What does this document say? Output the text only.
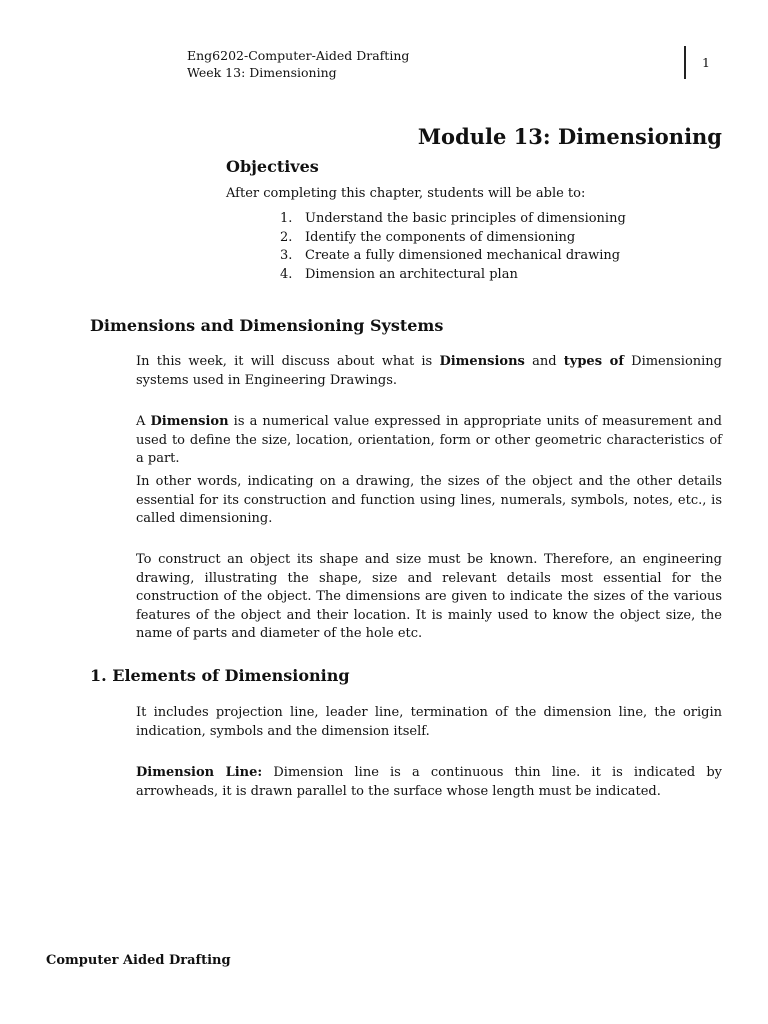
Eng6202-Computer-Aided Drafting
Week 13: Dimensioning
1
Module 13: Dimensioning
Objectives
After completing this chapter, students will be able to:
1. Understand the basic principles of dimensioning
2. Identify the components of dimensioning
3. Create a fully dimensioned mechanical drawing
4. Dimension an architectural plan
Dimensions and Dimensioning Systems

In this week, it will discuss about what is Dimensions and types of Dimensioning systems used in Engineering Drawings.

A Dimension is a numerical value expressed in appropriate units of measurement and used to define the size, location, orientation, form or other geometric characteristics of a part.

In other words, indicating on a drawing, the sizes of the object and the other details essential for its construction and function using lines, numerals, symbols, notes, etc., is called dimensioning.

To construct an object its shape and size must be known. Therefore, an engineering drawing, illustrating the shape, size and relevant details most essential for the construction of the object. The dimensions are given to indicate the sizes of the various features of the object and their location. It is mainly used to know the object size, the name of parts and diameter of the hole etc.

1. Elements of Dimensioning

It includes projection line, leader line, termination of the dimension line, the origin indication, symbols and the dimension itself.

Dimension Line: Dimension line is a continuous thin line. it is indicated by arrowheads, it is drawn parallel to the surface whose length must be indicated.

Computer Aided Drafting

====

_Requirement_: Check every line for "location" and show the ones that have it.

_Response to this task_:
A Dimension is a numerical value expressed in appropriate units of measurement and used to define the size, location, orientation, form or other geometric characteristics of a part.
To construct an object its shape and size must be known. Therefore, an engineering drawing, illustrating the shape, size and relevant details most essential for the construction of the object. The dimensions are given to indicate the sizes of the various features of the object and their location. It is mainly used to know the object size, the name of parts and diameter of the hole etc.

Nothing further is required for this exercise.